## Task description
Repeat what the lines below say, word for word, and skip every image.
***
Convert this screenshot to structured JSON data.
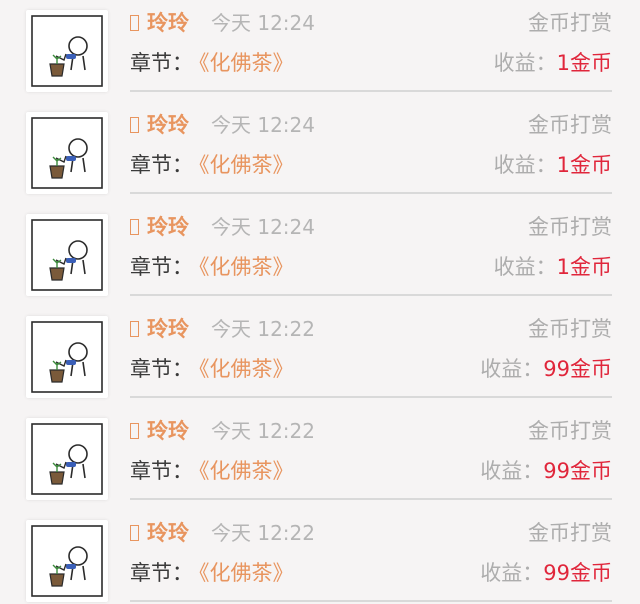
{
  "records": [
    {
      "user": "玲玲",
      "time": "今天 12:24",
      "type": "金币打赏",
      "chapter_label": "章节：",
      "chapter_title": "《化佛茶》",
      "income_label": "收益：",
      "income_amount": "1金币"
    },
    {
      "user": "玲玲",
      "time": "今天 12:24",
      "type": "金币打赏",
      "chapter_label": "章节：",
      "chapter_title": "《化佛茶》",
      "income_label": "收益：",
      "income_amount": "1金币"
    },
    {
      "user": "玲玲",
      "time": "今天 12:24",
      "type": "金币打赏",
      "chapter_label": "章节：",
      "chapter_title": "《化佛茶》",
      "income_label": "收益：",
      "income_amount": "1金币"
    },
    {
      "user": "玲玲",
      "time": "今天 12:22",
      "type": "金币打赏",
      "chapter_label": "章节：",
      "chapter_title": "《化佛茶》",
      "income_label": "收益：",
      "income_amount": "99金币"
    },
    {
      "user": "玲玲",
      "time": "今天 12:22",
      "type": "金币打赏",
      "chapter_label": "章节：",
      "chapter_title": "《化佛茶》",
      "income_label": "收益：",
      "income_amount": "99金币"
    },
    {
      "user": "玲玲",
      "time": "今天 12:22",
      "type": "金币打赏",
      "chapter_label": "章节：",
      "chapter_title": "《化佛茶》",
      "income_label": "收益：",
      "income_amount": "99金币"
    }
  ],
  "colors": {
    "accent": "#e8955f",
    "income": "#e0263b",
    "muted": "#adadad",
    "background": "#f6f4f4"
  },
  "icons": {
    "avatar": "cartoon-avatar-icon",
    "badge": "user-badge-icon"
  }
}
***
## Final answer
Convert this screenshot to structured JSON data.
{
  "records": [
    {
      "user": "玲玲",
      "time": "今天 12:24",
      "type": "金币打赏",
      "chapter_label": "章节：",
      "chapter_title": "《化佛茶》",
      "income_label": "收益：",
      "income_amount": "1金币"
    },
    {
      "user": "玲玲",
      "time": "今天 12:24",
      "type": "金币打赏",
      "chapter_label": "章节：",
      "chapter_title": "《化佛茶》",
      "income_label": "收益：",
      "income_amount": "1金币"
    },
    {
      "user": "玲玲",
      "time": "今天 12:24",
      "type": "金币打赏",
      "chapter_label": "章节：",
      "chapter_title": "《化佛茶》",
      "income_label": "收益：",
      "income_amount": "1金币"
    },
    {
      "user": "玲玲",
      "time": "今天 12:22",
      "type": "金币打赏",
      "chapter_label": "章节：",
      "chapter_title": "《化佛茶》",
      "income_label": "收益：",
      "income_amount": "99金币"
    },
    {
      "user": "玲玲",
      "time": "今天 12:22",
      "type": "金币打赏",
      "chapter_label": "章节：",
      "chapter_title": "《化佛茶》",
      "income_label": "收益：",
      "income_amount": "99金币"
    },
    {
      "user": "玲玲",
      "time": "今天 12:22",
      "type": "金币打赏",
      "chapter_label": "章节：",
      "chapter_title": "《化佛茶》",
      "income_label": "收益：",
      "income_amount": "99金币"
    }
  ],
  "colors": {
    "accent": "#e8955f",
    "income": "#e0263b",
    "muted": "#adadad",
    "background": "#f6f4f4"
  },
  "icons": {
    "avatar": "cartoon-avatar-icon",
    "badge": "user-badge-icon"
  }
}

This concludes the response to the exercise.